## EXERCISE INSTRUCTIONS
Extract the lines that hold the string "icon".

(Rows from a figure dataset)
------

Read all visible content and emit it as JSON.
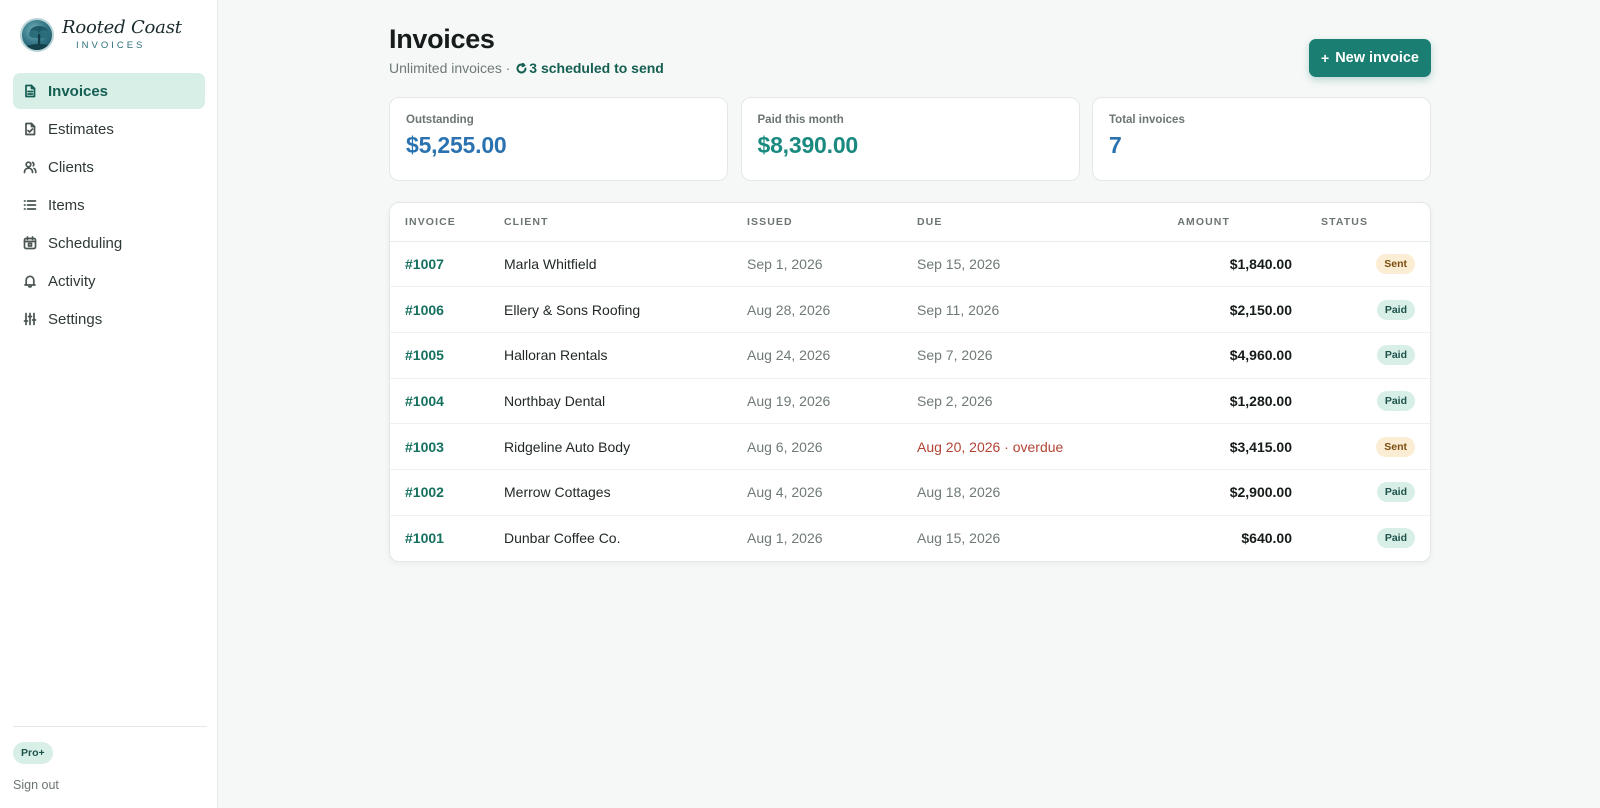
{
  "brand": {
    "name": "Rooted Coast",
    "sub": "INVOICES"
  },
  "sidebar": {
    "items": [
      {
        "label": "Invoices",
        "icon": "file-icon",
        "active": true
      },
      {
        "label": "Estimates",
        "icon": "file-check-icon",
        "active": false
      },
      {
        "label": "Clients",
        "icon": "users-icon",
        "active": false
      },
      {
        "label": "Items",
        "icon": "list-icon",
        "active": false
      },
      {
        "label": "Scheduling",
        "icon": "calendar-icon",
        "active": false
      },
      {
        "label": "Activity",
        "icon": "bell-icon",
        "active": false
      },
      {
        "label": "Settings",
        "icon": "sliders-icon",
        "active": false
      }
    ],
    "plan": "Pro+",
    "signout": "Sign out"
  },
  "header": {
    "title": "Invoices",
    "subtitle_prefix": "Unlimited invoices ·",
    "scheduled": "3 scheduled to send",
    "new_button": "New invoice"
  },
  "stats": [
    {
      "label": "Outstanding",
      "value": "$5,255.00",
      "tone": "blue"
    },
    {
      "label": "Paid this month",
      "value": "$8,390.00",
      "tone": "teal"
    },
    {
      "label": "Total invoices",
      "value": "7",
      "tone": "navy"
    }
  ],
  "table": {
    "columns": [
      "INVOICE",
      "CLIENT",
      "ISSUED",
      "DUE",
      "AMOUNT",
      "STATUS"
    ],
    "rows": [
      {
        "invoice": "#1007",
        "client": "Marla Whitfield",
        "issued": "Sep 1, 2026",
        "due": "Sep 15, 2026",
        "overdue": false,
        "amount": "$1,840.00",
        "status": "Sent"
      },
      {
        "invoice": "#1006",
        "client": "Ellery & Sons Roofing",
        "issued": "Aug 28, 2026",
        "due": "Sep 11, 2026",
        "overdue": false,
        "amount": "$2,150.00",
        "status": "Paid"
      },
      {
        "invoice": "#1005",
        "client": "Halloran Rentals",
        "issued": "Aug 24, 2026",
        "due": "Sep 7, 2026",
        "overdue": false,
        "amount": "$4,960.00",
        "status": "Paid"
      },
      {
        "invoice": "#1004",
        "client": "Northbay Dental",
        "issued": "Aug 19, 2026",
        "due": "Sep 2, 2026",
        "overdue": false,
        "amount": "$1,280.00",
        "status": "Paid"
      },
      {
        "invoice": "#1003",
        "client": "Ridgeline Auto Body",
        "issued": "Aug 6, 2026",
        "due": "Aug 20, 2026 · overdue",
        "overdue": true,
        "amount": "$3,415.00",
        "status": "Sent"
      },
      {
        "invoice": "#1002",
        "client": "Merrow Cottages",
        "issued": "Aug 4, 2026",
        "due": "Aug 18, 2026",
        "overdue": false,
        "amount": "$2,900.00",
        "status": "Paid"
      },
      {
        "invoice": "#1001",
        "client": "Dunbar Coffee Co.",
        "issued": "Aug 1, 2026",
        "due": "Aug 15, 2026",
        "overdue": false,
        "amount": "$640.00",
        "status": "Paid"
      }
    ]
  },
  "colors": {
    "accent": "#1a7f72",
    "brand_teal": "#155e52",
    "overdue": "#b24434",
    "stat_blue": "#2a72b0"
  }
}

------

## WRITTEN SOLUTION
        "icon": "file-icon",
        "icon": "file-check-icon",
        "icon": "users-icon",
        "icon": "list-icon",
        "icon": "calendar-icon",
        "icon": "bell-icon",
        "icon": "sliders-icon",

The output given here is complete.